## Exercise instructions
Write out all the entries word for word, but skip any images.

## Recorded information

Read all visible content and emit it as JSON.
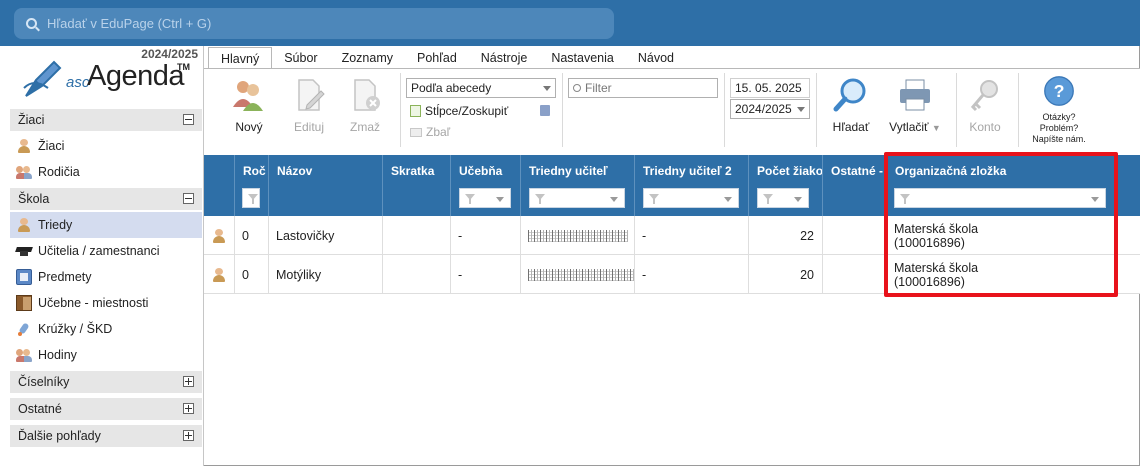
{
  "search": {
    "placeholder": "Hľadať v EduPage (Ctrl + G)"
  },
  "sidebar": {
    "year": "2024/2025",
    "logo": {
      "asc": "asc",
      "name": "Agenda",
      "tm": "TM"
    },
    "groups": [
      {
        "label": "Žiaci",
        "expanded": true,
        "items": [
          {
            "label": "Žiaci",
            "icon": "student-icon"
          },
          {
            "label": "Rodičia",
            "icon": "parents-icon"
          }
        ]
      },
      {
        "label": "Škola",
        "expanded": true,
        "items": [
          {
            "label": "Triedy",
            "icon": "class-icon",
            "active": true
          },
          {
            "label": "Učitelia / zamestnanci",
            "icon": "graduation-cap-icon"
          },
          {
            "label": "Predmety",
            "icon": "book-icon"
          },
          {
            "label": "Učebne - miestnosti",
            "icon": "door-icon"
          },
          {
            "label": "Krúžky / ŠKD",
            "icon": "rocket-icon"
          },
          {
            "label": "Hodiny",
            "icon": "group-icon"
          }
        ]
      },
      {
        "label": "Číselníky",
        "expanded": false
      },
      {
        "label": "Ostatné",
        "expanded": false
      },
      {
        "label": "Ďalšie pohľady",
        "expanded": false
      }
    ]
  },
  "tabs": [
    "Hlavný",
    "Súbor",
    "Zoznamy",
    "Pohľad",
    "Nástroje",
    "Nastavenia",
    "Návod"
  ],
  "ribbon": {
    "new": "Nový",
    "edit": "Edituj",
    "delete": "Zmaž",
    "sort": "Podľa abecedy",
    "columns": "Stĺpce/Zoskupiť",
    "collapse": "Zbaľ",
    "filter_placeholder": "Filter",
    "date": "15. 05. 2025",
    "school_year": "2024/2025",
    "find": "Hľadať",
    "print": "Vytlačiť",
    "account": "Konto",
    "help_line1": "Otázky?",
    "help_line2": "Problém?",
    "help_line3": "Napíšte nám."
  },
  "table": {
    "columns": [
      "Roč",
      "Názov",
      "Skratka",
      "Učebňa",
      "Triedny učiteľ",
      "Triedny učiteľ 2",
      "Počet žiakov",
      "Ostatné -",
      "Organizačná zložka"
    ],
    "rows": [
      {
        "year": "0",
        "name": "Lastovičky",
        "abbr": "",
        "room": "-",
        "teacher2": "-",
        "count": "22",
        "other": "",
        "org_line1": "Materská škola",
        "org_line2": "(100016896)"
      },
      {
        "year": "0",
        "name": "Motýliky",
        "abbr": "",
        "room": "-",
        "teacher2": "-",
        "count": "20",
        "other": "",
        "org_line1": "Materská škola",
        "org_line2": "(100016896)"
      }
    ]
  },
  "colors": {
    "header": "#2e6fa7",
    "highlight": "#e8121b",
    "active_item": "#d4dcef"
  }
}
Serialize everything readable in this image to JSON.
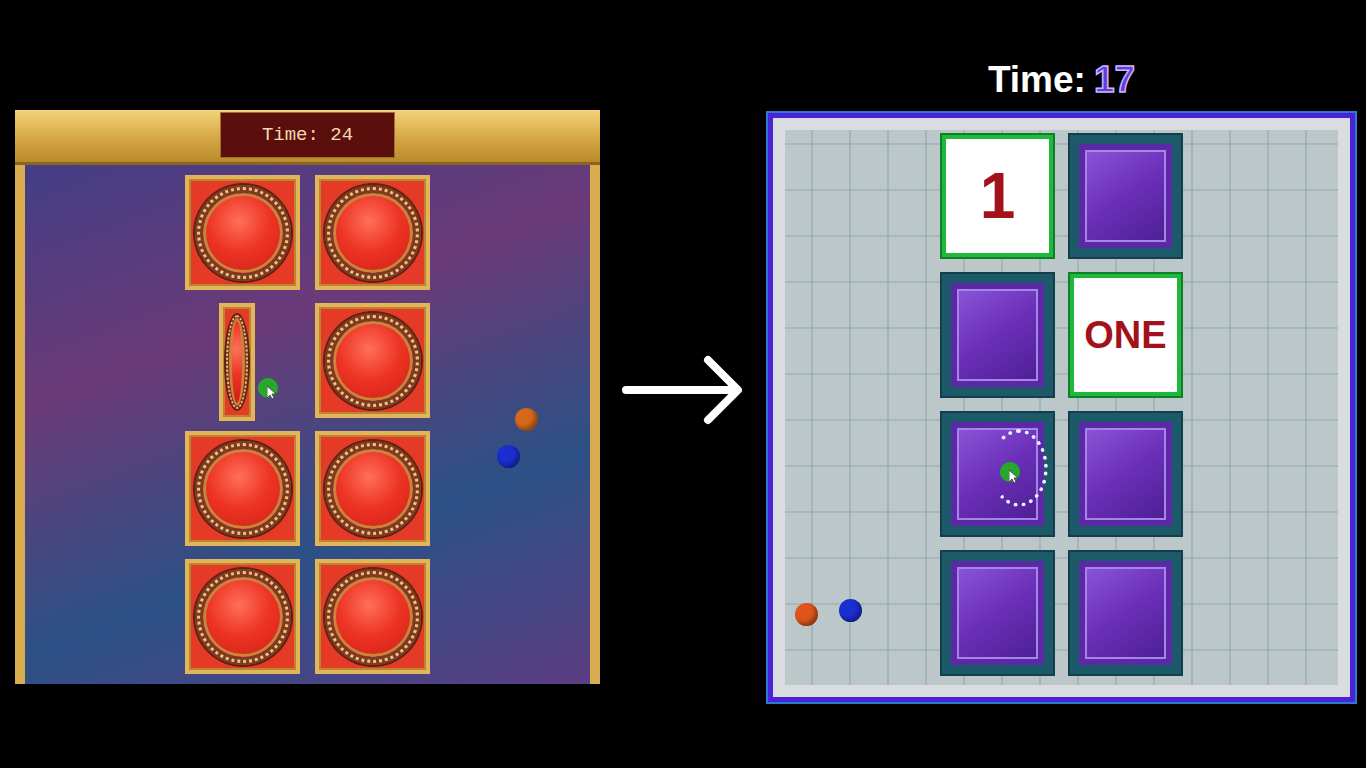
{
  "classic_board": {
    "timer": "Time: 24",
    "cards": [
      {
        "kind": "face-down"
      },
      {
        "kind": "face-down"
      },
      {
        "kind": "flipping"
      },
      {
        "kind": "face-down"
      },
      {
        "kind": "face-down"
      },
      {
        "kind": "face-down"
      },
      {
        "kind": "face-down"
      },
      {
        "kind": "face-down"
      }
    ],
    "markers": [
      {
        "kind": "cursor",
        "color": "#27a82c"
      },
      {
        "kind": "piece",
        "color": "#d4691c"
      },
      {
        "kind": "piece",
        "color": "#1a2fd0"
      }
    ]
  },
  "circuit_board": {
    "timer": {
      "label": "Time:",
      "value": "17"
    },
    "cards": [
      {
        "kind": "revealed",
        "text": "1",
        "matched": true,
        "hovered": false
      },
      {
        "kind": "hidden",
        "matched": false,
        "hovered": false
      },
      {
        "kind": "hidden",
        "matched": false,
        "hovered": false
      },
      {
        "kind": "revealed",
        "text": "ONE",
        "matched": true,
        "hovered": false
      },
      {
        "kind": "hidden",
        "matched": false,
        "hovered": true
      },
      {
        "kind": "hidden",
        "matched": false,
        "hovered": false
      },
      {
        "kind": "hidden",
        "matched": false,
        "hovered": false
      },
      {
        "kind": "hidden",
        "matched": false,
        "hovered": false
      }
    ],
    "markers": [
      {
        "kind": "cursor",
        "color": "#27a82c"
      },
      {
        "kind": "piece",
        "color": "#e0551c"
      },
      {
        "kind": "piece",
        "color": "#1a2fd0"
      }
    ]
  }
}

## Solved exercise
Read all visible content and emit it as JSON.
{
  "search": {
    "placeholder": "Hľadať v EduPage (Ctrl + G)"
  },
  "sidebar": {
    "year": "2024/2025",
    "logo": {
      "asc": "asc",
      "name": "Agenda",
      "tm": "TM"
    },
    "groups": [
      {
        "label": "Žiaci",
        "expanded": true,
        "items": [
          {
            "label": "Žiaci",
            "icon": "student-icon"
          },
          {
            "label": "Rodičia",
            "icon": "parents-icon"
          }
        ]
      },
      {
        "label": "Škola",
        "expanded": true,
        "items": [
          {
            "label": "Triedy",
            "icon": "class-icon",
            "active": true
          },
          {
            "label": "Učitelia / zamestnanci",
            "icon": "graduation-cap-icon"
          },
          {
            "label": "Predmety",
            "icon": "book-icon"
          },
          {
            "label": "Učebne - miestnosti",
            "icon": "door-icon"
          },
          {
            "label": "Krúžky / ŠKD",
            "icon": "rocket-icon"
          },
          {
            "label": "Hodiny",
            "icon": "group-icon"
          }
        ]
      },
      {
        "label": "Číselníky",
        "expanded": false
      },
      {
        "label": "Ostatné",
        "expanded": false
      },
      {
        "label": "Ďalšie pohľady",
        "expanded": false
      }
    ]
  },
  "tabs": [
    "Hlavný",
    "Súbor",
    "Zoznamy",
    "Pohľad",
    "Nástroje",
    "Nastavenia",
    "Návod"
  ],
  "ribbon": {
    "new": "Nový",
    "edit": "Edituj",
    "delete": "Zmaž",
    "sort": "Podľa abecedy",
    "columns": "Stĺpce/Zoskupiť",
    "collapse": "Zbaľ",
    "filter_placeholder": "Filter",
    "date": "15. 05. 2025",
    "school_year": "2024/2025",
    "find": "Hľadať",
    "print": "Vytlačiť",
    "account": "Konto",
    "help_line1": "Otázky?",
    "help_line2": "Problém?",
    "help_line3": "Napíšte nám."
  },
  "table": {
    "columns": [
      "Roč",
      "Názov",
      "Skratka",
      "Učebňa",
      "Triedny učiteľ",
      "Triedny učiteľ 2",
      "Počet žiakov",
      "Ostatné -",
      "Organizačná zložka"
    ],
    "rows": [
      {
        "year": "0",
        "name": "Lastovičky",
        "abbr": "",
        "room": "-",
        "teacher2": "-",
        "count": "22",
        "other": "",
        "org_line1": "Materská škola",
        "org_line2": "(100016896)"
      },
      {
        "year": "0",
        "name": "Motýliky",
        "abbr": "",
        "room": "-",
        "teacher2": "-",
        "count": "20",
        "other": "",
        "org_line1": "Materská škola",
        "org_line2": "(100016896)"
      }
    ]
  },
  "colors": {
    "header": "#2e6fa7",
    "highlight": "#e8121b",
    "active_item": "#d4dcef"
  }
}
Serialize everything readable in this image to JSON.
{
  "classic_board": {
    "timer": "Time: 24",
    "cards": [
      {
        "kind": "face-down"
      },
      {
        "kind": "face-down"
      },
      {
        "kind": "flipping"
      },
      {
        "kind": "face-down"
      },
      {
        "kind": "face-down"
      },
      {
        "kind": "face-down"
      },
      {
        "kind": "face-down"
      },
      {
        "kind": "face-down"
      }
    ],
    "markers": [
      {
        "kind": "cursor",
        "color": "#27a82c"
      },
      {
        "kind": "piece",
        "color": "#d4691c"
      },
      {
        "kind": "piece",
        "color": "#1a2fd0"
      }
    ]
  },
  "circuit_board": {
    "timer": {
      "label": "Time:",
      "value": "17"
    },
    "cards": [
      {
        "kind": "revealed",
        "text": "1",
        "matched": true,
        "hovered": false
      },
      {
        "kind": "hidden",
        "matched": false,
        "hovered": false
      },
      {
        "kind": "hidden",
        "matched": false,
        "hovered": false
      },
      {
        "kind": "revealed",
        "text": "ONE",
        "matched": true,
        "hovered": false
      },
      {
        "kind": "hidden",
        "matched": false,
        "hovered": true
      },
      {
        "kind": "hidden",
        "matched": false,
        "hovered": false
      },
      {
        "kind": "hidden",
        "matched": false,
        "hovered": false
      },
      {
        "kind": "hidden",
        "matched": false,
        "hovered": false
      }
    ],
    "markers": [
      {
        "kind": "cursor",
        "color": "#27a82c"
      },
      {
        "kind": "piece",
        "color": "#e0551c"
      },
      {
        "kind": "piece",
        "color": "#1a2fd0"
      }
    ]
  }
}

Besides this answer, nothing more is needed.